__Directive__: Extract every line below that contains the word "essence", treating uppercase and lowercase letters as different.

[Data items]
-- begin --
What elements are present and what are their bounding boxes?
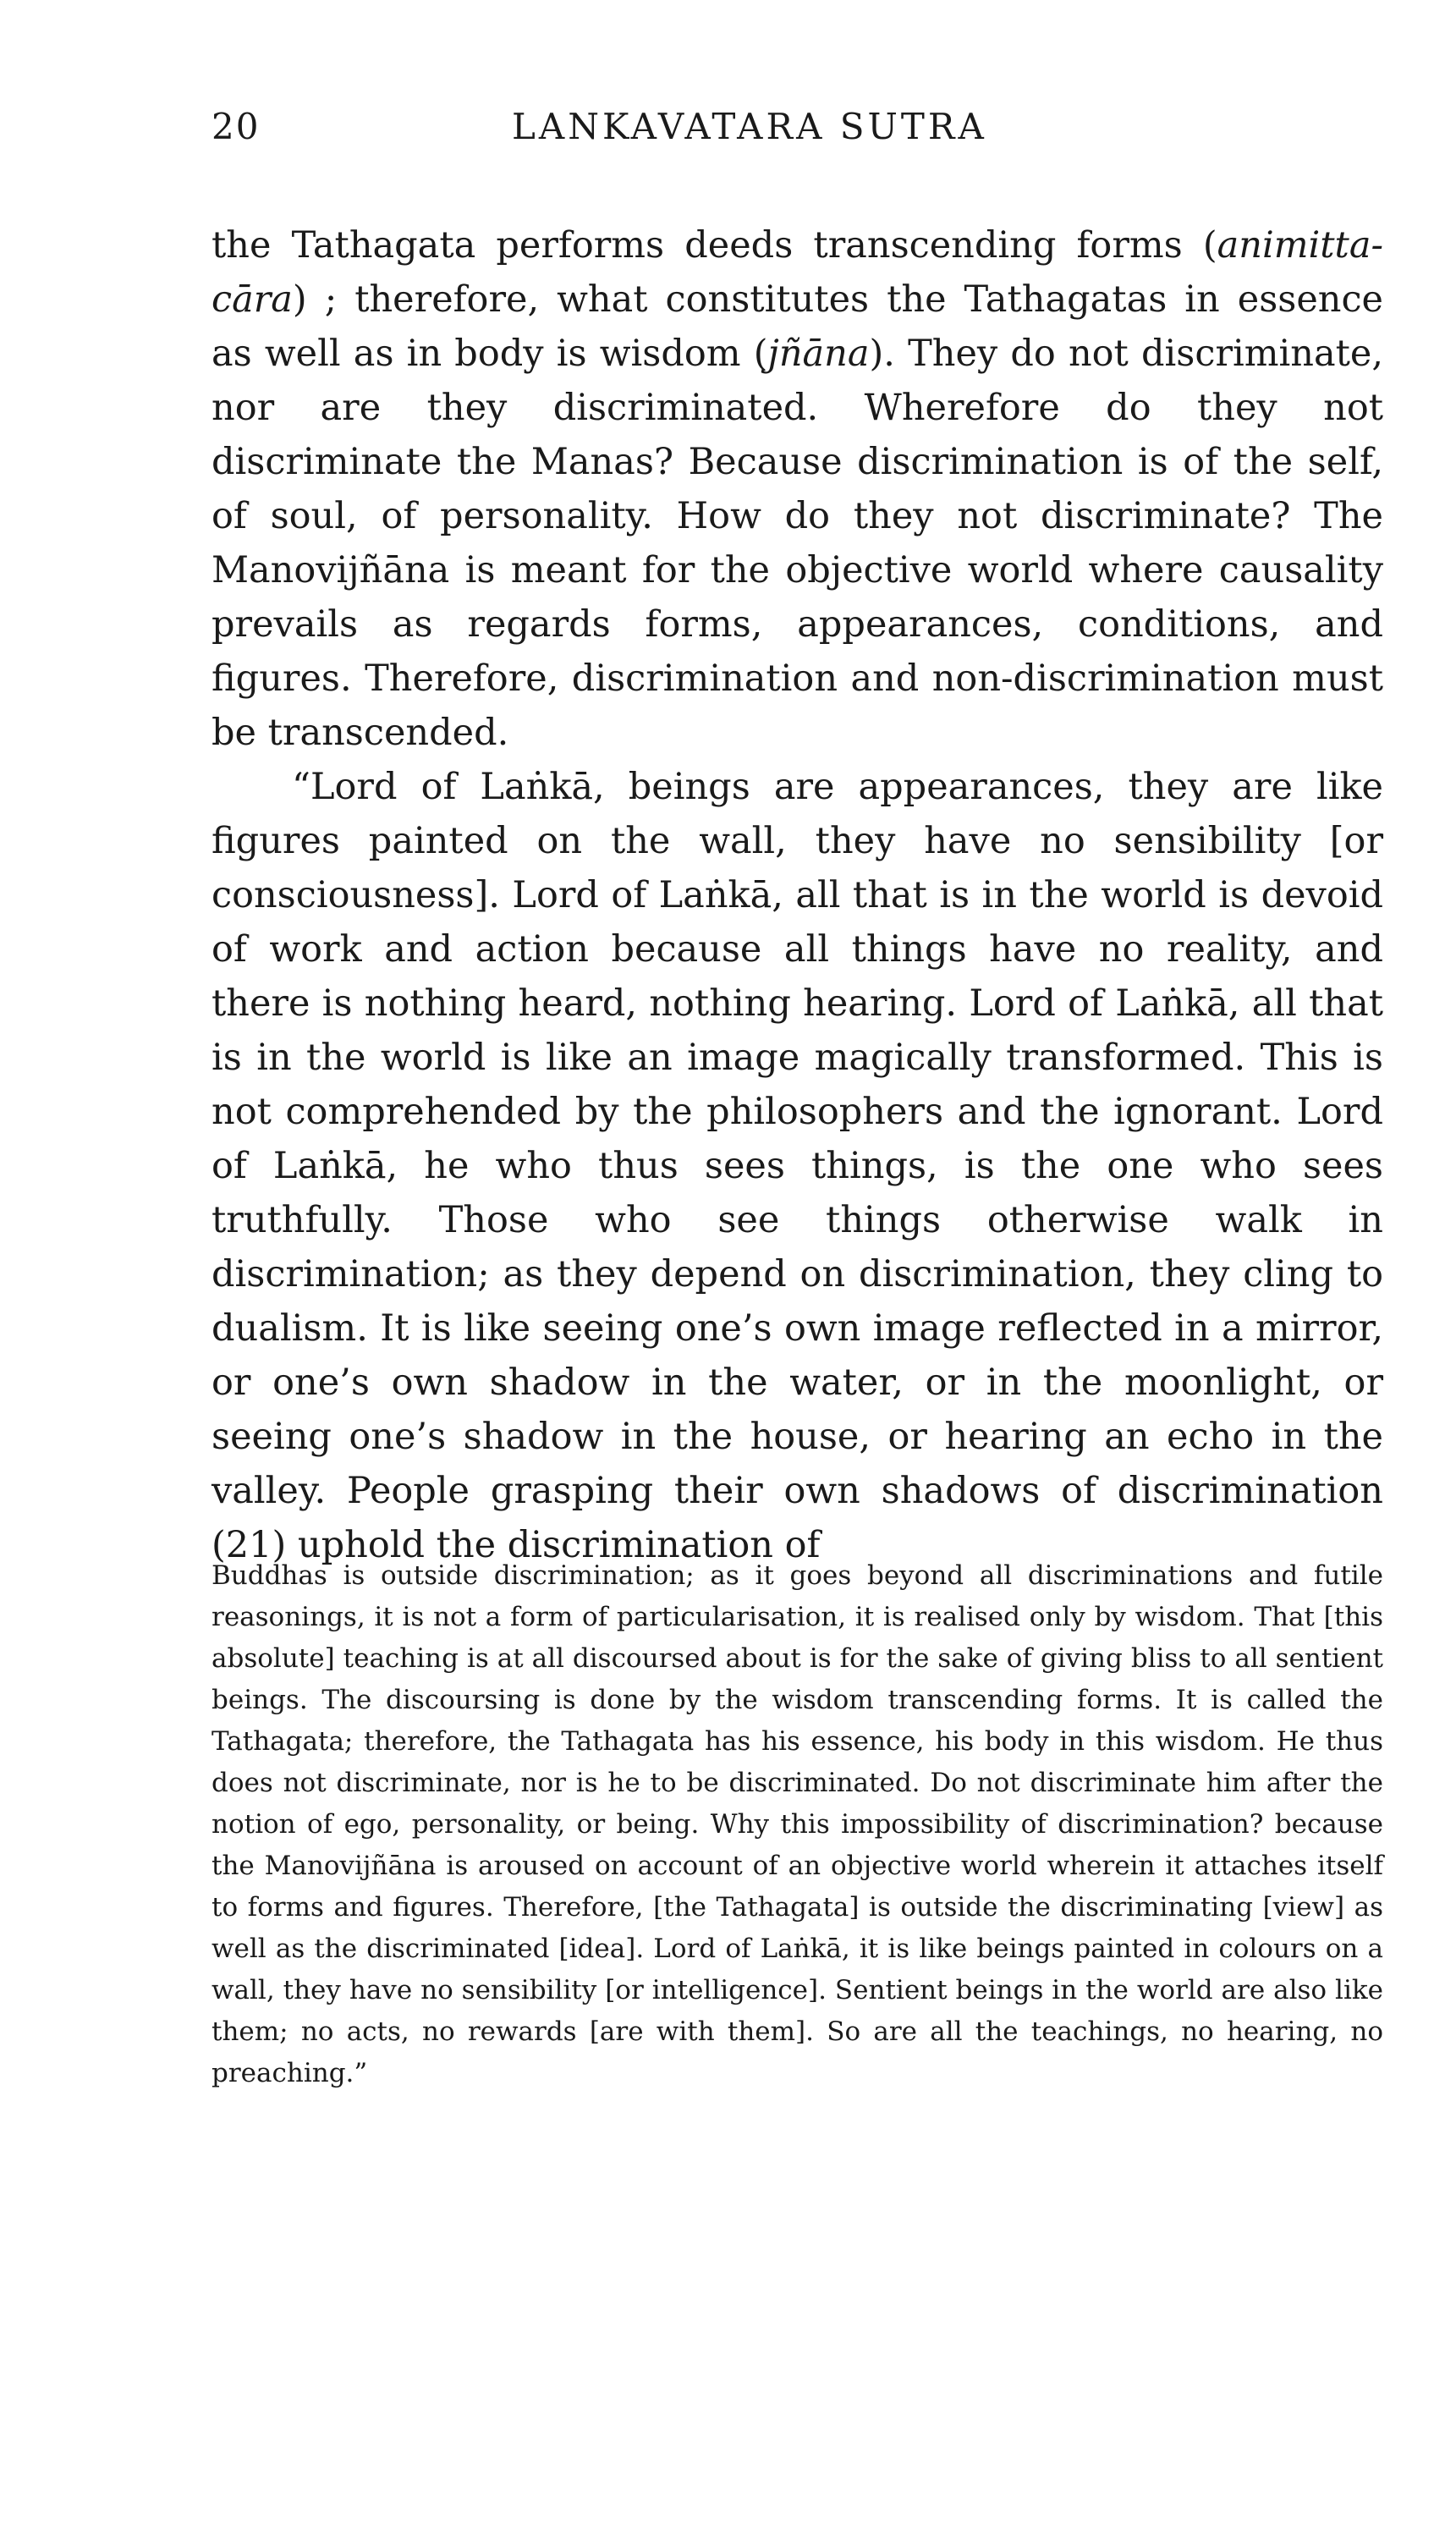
paragraph-1-part-b: ) ; therefore, what constitutes the Tathagatas in essence as well as in body is wisdom ( xyxy=(212,278,1383,375)
paragraph-1-part-c: ). They do not discriminate, nor are they discriminated. Wherefore do they not discriminate the Manas? Because discrimination is of the self, of soul, of personality. How do they not discriminate? The Manovijñāna is meant for the objective world where causality prevails as regards forms, appearances, conditions, and figures. Therefore, discrimination and non-discrimination must be transcended. xyxy=(212,333,1384,754)
page-number: 20 xyxy=(212,106,261,147)
paragraph-1 xyxy=(212,218,1383,760)
main-text xyxy=(212,218,1383,1572)
term-jnana: jñāna xyxy=(767,333,870,375)
book-title: LANKAVATARA SUTRA xyxy=(512,106,987,147)
running-head xyxy=(212,106,1396,157)
term-animitta-cara: animitta-cāra xyxy=(212,224,1383,321)
paragraph-2: “Lord of Laṅkā, beings are appearances, they are like figures painted on the wall, they have no sensibility [or consciousness]. Lord of Laṅkā, all that is in the world is devoid of work and action because all things have no reality, and there is nothing heard, nothing hearing. Lord of Laṅkā, all that is in the world is like an image magically transformed. This is not comprehended by the philosophers and the ignorant. Lord of Laṅkā, he who thus sees things, is the one who sees truthfully. Those who see things otherwise walk in discrimination; as they depend on discrimination, they cling to dualism. It is like seeing one’s own image reflected in a mirror, or one’s own shadow in the water, or in the moonlight, or seeing one’s shadow in the house, or hearing an echo in the valley. People grasping their own shadows of discrimination (21) uphold the discrimination of xyxy=(212,766,1383,1566)
translator-note xyxy=(212,1555,1383,2094)
paragraph-1-part-a: the Tathagata performs deeds transcending forms ( xyxy=(212,224,1217,267)
note-paragraph: Buddhas is outside discrimination; as it goes beyond all discriminations and futile reasonings, it is not a form of particularisation, it is realised only by wisdom. That [this absolute] teaching is at all discoursed about is for the sake of giving bliss to all sentient beings. The discoursing is done by the wisdom transcending forms. It is called the Tathagata; therefore, the Tathagata has his essence, his body in this wisdom. He thus does not discriminate, nor is he to be discriminated. Do not discriminate him after the notion of ego, personality, or being. Why this impossibility of discrimination? because the Manovijñāna is aroused on account of an objective world wherein it attaches itself to forms and figures. Therefore, [the Tathagata] is outside the discriminating [view] as well as the discriminated [idea]. Lord of Laṅkā, it is like beings painted in colours on a wall, they have no sensibility [or intelligence]. Sentient beings in the world are also like them; no acts, no rewards [are with them]. So are all the teachings, no hearing, no preaching.” xyxy=(212,1560,1383,2088)
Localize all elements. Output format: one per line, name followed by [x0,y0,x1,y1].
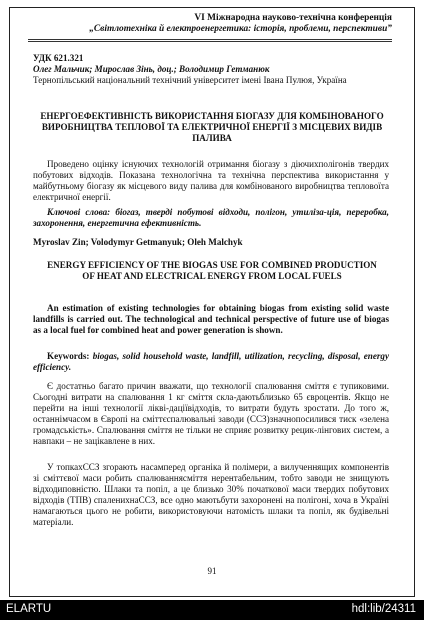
conference-subtitle: „Світлотехніка й електроенергетика: історія, проблеми, перспективи” [89,24,392,34]
title-ua: ЕНЕРГОЕФЕКТИВНІСТЬ ВИКОРИСТАННЯ БІОГАЗУ ДЛЯ КОМБІНОВАНОГО ВИРОБНИЦТВА ТЕПЛОВОЇ ТА ЕЛЕКТРИЧНОЇ ЕНЕРГІЇ З МІСЦЕВИХ ВИДІВ ПАЛИВА [40,111,384,143]
title-en: ENERGY EFFICIENCY OF THE BIOGAS USE FOR COMBINED PRODUCTION OF HEAT AND ELECTRICAL ENERGY FROM LOCAL FUELS [47,260,377,281]
body-paragraph-1: Є достатньо багато причин вважати, що технології спалювання сміття є тупиковими. Сьогодні витрати на спалювання 1 кг сміття скла-даютьблизько 65 євроцентів. Якщо не перейти на інші технології лікві-даціївідходів, то витрати будуть зростати. До того ж, останнімчасом в Європі на сміттєспалювальні заводи (ССЗ)значнопосилився тиск «зелена громадськість». Спалювання сміття не тільки не сприяє розвитку рецик-лінгових систем, а навпаки – не зацікавлене в них. [33,381,389,446]
header-rule [28,39,392,40]
conference-name: VI Міжнародна науково-технічна конференція [194,13,392,23]
authors-en: Myroslav Zin; Volodymyr Getmanyuk; Oleh Malchyk [33,237,243,247]
repository-label: ELARTU [6,603,52,615]
conference-header [28,13,392,35]
header-rule-double [28,41,392,42]
keywords-en [33,351,389,373]
keywords-en-label: Keywords: [47,351,90,361]
keywords-ua-text: біогаз, тверді побутові відходи, полігон, утиліза-ція, переробка, захоронення, енергетична ефективність. [33,207,389,228]
authors-ua: Олег Мальчик; Мирослав Зінь, доц.; Володимир Гетманюк [33,64,270,74]
abstract-ua: Проведено оцінку існуючих технологій отримання біогазу з діючихполігонів твердих побутових відходів. Показана технологічна та технічна перспектива використання у майбутньому біогазу як місцевого виду палива для комбінованого виробництва тепловоїта електричної енергії. [33,159,389,202]
udc-code: УДК 621.321 [33,53,84,63]
footer-bar [0,600,424,620]
abstract-en: An estimation of existing technologies for obtaining biogas from existing solid waste landfills is carried out. The technological and technical perspective of future use of biogas as a local fuel for combined heat and power generation is shown. [33,303,389,335]
page-number: 91 [207,566,217,576]
handle-identifier: hdl:lib/24311 [351,603,416,615]
keywords-ua-label: Ключові слова: [47,207,111,217]
keywords-en-text: biogas, solid household waste, landfill, utilization, recycling, disposal, energy efficiency. [33,351,389,372]
keywords-ua [33,207,389,229]
affiliation: Тернопільський національний технічний університет імені Івана Пулюя, Україна [33,75,347,85]
body-paragraph-2: У топкахССЗ згорають насамперед органіка й полімери, а вилученнящих компонентів зі сміттєвої маси робить спалюваннясміття нерентабельним, тобто заводи не знищують відходиповністю. Шлаки та попіл, а це близько 30% початкової маси твердих побутових відходів (ТПВ) спаленихнаССЗ, все одно маютьбути захоронені на полігоні, хоча в Україні намагаються цього не робити, використовуючи натомість шлаки та попіл, як будівельні матеріали. [33,462,389,527]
-- end --
__Answer in full__:
paragraph-1-part-b: ) ; therefore, what constitutes the Tathagatas in essence as well as in body is wisdom ( xyxy=(212,278,1383,375)
note-paragraph: Buddhas is outside discrimination; as it goes beyond all discriminations and futile reasonings, it is not a form of particularisation, it is realised only by wisdom. That [this absolute] teaching is at all discoursed about is for the sake of giving bliss to all sentient beings. The discoursing is done by the wisdom transcending forms. It is called the Tathagata; therefore, the Tathagata has his essence, his body in this wisdom. He thus does not discriminate, nor is he to be discriminated. Do not discriminate him after the notion of ego, personality, or being. Why this impossibility of discrimination? because the Manovijñāna is aroused on account of an objective world wherein it attaches itself to forms and figures. Therefore, [the Tathagata] is outside the discriminating [view] as well as the discriminated [idea]. Lord of Laṅkā, it is like beings painted in colours on a wall, they have no sensibility [or intelligence]. Sentient beings in the world are also like them; no acts, no rewards [are with them]. So are all the teachings, no hearing, no preaching.” xyxy=(212,1560,1383,2088)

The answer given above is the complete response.